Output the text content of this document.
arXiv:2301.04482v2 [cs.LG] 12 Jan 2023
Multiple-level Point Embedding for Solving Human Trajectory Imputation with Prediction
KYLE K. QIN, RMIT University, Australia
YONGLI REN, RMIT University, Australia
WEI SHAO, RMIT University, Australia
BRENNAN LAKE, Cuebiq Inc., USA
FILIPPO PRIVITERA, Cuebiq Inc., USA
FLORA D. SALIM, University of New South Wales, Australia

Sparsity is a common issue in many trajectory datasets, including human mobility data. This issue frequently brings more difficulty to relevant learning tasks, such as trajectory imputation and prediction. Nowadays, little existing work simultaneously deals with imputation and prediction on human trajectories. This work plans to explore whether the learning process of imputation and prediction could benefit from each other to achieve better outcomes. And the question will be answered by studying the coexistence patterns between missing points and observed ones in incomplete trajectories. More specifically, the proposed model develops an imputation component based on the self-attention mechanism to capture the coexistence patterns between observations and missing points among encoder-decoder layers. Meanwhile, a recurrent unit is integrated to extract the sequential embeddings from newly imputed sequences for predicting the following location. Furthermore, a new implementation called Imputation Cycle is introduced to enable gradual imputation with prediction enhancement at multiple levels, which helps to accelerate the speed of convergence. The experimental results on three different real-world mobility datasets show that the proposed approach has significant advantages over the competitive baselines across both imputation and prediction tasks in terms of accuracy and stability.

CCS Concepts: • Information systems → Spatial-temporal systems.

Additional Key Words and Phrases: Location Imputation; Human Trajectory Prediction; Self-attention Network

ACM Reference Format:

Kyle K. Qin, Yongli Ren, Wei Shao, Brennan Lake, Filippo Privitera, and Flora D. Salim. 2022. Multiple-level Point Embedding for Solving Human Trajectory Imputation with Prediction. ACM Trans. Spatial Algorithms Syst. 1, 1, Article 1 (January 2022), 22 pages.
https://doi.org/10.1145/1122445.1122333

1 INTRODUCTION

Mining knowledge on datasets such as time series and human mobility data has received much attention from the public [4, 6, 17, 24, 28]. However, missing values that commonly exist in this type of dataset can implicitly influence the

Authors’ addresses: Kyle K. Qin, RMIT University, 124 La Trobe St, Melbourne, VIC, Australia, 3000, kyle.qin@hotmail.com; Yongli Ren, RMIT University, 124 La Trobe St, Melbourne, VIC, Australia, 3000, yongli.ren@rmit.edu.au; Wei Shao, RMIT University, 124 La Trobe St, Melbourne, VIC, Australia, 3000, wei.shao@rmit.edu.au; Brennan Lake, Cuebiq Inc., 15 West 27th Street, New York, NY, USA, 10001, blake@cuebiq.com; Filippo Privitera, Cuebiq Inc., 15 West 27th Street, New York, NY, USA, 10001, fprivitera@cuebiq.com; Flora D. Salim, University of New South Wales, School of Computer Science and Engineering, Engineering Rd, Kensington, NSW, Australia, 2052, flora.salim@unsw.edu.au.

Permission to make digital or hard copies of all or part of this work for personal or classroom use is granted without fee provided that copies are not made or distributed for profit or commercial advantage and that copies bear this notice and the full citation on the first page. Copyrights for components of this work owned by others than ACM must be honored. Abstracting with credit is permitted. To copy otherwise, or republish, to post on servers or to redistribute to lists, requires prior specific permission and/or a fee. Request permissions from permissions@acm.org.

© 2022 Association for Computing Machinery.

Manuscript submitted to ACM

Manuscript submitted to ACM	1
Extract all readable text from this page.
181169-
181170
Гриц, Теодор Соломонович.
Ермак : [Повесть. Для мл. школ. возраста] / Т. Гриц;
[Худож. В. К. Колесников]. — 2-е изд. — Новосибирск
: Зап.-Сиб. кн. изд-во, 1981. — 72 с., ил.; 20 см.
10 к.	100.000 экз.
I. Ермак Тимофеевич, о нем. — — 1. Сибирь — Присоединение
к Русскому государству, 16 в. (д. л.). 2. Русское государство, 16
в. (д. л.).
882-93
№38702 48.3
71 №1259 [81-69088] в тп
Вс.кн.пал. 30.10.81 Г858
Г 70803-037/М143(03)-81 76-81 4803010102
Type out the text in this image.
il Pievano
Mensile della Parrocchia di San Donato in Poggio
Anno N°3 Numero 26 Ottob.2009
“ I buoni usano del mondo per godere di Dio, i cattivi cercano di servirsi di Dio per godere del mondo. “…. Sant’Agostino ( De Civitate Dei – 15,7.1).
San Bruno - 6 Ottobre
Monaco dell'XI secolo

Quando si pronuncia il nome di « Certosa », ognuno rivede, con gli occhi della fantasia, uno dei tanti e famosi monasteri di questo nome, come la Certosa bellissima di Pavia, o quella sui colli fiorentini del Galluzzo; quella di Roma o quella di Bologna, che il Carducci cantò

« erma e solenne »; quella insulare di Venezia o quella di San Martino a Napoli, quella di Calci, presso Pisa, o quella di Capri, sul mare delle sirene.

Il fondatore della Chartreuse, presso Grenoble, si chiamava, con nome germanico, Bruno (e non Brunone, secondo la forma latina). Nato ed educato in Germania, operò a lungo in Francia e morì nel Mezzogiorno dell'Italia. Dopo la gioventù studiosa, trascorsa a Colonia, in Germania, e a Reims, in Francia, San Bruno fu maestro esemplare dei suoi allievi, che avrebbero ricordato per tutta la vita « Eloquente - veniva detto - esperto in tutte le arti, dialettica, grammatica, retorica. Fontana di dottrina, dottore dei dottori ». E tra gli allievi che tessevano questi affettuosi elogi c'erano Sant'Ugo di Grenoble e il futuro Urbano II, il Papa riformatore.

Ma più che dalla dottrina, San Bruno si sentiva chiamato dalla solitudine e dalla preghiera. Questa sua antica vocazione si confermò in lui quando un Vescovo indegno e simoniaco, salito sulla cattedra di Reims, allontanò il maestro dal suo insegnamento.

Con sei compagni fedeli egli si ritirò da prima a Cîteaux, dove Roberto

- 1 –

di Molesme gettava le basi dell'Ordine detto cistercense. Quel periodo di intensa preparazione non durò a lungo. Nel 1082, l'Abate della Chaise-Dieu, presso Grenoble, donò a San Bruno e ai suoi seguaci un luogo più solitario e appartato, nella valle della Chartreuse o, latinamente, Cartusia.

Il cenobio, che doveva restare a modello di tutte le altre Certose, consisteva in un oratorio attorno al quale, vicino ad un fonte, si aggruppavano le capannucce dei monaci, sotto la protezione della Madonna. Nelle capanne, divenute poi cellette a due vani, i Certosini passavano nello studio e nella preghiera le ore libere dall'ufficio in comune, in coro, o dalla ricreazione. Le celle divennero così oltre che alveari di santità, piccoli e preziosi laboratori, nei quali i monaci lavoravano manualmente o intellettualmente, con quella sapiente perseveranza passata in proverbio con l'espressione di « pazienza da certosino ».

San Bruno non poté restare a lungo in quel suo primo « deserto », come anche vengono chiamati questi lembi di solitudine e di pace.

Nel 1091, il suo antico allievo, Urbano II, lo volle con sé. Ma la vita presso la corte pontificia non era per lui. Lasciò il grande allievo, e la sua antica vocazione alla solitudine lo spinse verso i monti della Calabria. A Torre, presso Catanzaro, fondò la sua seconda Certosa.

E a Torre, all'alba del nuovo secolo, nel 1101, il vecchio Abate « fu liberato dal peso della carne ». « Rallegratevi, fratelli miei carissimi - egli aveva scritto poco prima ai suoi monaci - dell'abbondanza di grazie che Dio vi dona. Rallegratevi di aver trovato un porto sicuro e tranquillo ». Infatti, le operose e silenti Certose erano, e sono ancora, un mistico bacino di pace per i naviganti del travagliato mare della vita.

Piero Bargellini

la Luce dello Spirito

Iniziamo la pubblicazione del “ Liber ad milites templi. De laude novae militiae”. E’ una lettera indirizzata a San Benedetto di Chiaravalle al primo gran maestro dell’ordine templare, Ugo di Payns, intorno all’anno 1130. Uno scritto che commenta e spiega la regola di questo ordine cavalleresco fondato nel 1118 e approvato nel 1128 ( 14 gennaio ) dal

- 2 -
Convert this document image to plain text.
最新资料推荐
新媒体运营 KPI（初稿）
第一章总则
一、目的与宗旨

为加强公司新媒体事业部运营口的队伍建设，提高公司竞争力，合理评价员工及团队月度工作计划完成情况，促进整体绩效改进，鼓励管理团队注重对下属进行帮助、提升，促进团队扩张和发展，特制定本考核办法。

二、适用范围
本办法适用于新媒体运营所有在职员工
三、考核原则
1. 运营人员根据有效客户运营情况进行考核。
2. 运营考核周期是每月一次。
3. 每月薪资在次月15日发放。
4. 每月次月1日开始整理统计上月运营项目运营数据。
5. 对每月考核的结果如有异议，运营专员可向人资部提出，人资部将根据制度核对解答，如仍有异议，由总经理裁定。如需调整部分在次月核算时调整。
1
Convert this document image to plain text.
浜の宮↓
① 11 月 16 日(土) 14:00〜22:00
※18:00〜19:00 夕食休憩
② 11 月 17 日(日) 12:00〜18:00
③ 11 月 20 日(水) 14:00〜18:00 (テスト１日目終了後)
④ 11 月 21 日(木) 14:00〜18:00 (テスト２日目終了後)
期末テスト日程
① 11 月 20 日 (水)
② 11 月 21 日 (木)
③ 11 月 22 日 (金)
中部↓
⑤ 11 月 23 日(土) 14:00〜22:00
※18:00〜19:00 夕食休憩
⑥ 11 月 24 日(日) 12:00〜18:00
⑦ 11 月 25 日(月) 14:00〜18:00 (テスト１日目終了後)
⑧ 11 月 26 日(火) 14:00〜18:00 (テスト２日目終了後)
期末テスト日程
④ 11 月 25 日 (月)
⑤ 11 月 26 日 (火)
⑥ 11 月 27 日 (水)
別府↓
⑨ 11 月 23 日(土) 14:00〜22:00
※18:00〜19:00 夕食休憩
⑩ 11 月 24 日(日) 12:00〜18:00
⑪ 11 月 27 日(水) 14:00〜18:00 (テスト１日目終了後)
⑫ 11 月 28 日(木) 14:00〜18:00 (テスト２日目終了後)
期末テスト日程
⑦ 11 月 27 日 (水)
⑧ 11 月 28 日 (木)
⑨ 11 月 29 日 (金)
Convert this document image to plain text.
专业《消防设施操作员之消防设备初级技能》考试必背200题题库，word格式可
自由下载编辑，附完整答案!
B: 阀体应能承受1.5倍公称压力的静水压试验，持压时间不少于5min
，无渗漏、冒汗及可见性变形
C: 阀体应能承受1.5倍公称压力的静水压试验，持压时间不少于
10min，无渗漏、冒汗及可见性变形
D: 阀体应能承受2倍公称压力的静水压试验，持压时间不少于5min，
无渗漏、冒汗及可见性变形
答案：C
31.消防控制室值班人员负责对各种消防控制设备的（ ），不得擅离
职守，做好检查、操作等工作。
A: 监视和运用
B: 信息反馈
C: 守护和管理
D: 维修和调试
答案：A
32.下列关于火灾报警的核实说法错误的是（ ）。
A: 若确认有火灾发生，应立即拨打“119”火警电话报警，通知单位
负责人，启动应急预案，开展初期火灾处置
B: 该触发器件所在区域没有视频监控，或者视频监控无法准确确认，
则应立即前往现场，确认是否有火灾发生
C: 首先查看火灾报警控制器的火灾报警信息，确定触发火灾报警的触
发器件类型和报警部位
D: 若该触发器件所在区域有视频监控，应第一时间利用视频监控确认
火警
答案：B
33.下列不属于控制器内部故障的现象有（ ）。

Request
Using the listing, collect all lines in which the string "Certosa" is found.

Written reply
Quando si pronuncia il nome di « Certosa », ognuno rivede, con gli occhi della fantasia, uno dei tanti e famosi monasteri di questo nome, come la Certosa bellissima di Pavia, o quella sui colli fiorentini del Galluzzo; quella di Roma o quella di Bologna, che il Carducci cantò
Nel 1091, il suo antico allievo, Urbano II, lo volle con sé. Ma la vita presso la corte pontificia non era per lui. Lasciò il grande allievo, e la sua antica vocazione alla solitudine lo spinse verso i monti della Calabria. A Torre, presso Catanzaro, fondò la sua seconda Certosa.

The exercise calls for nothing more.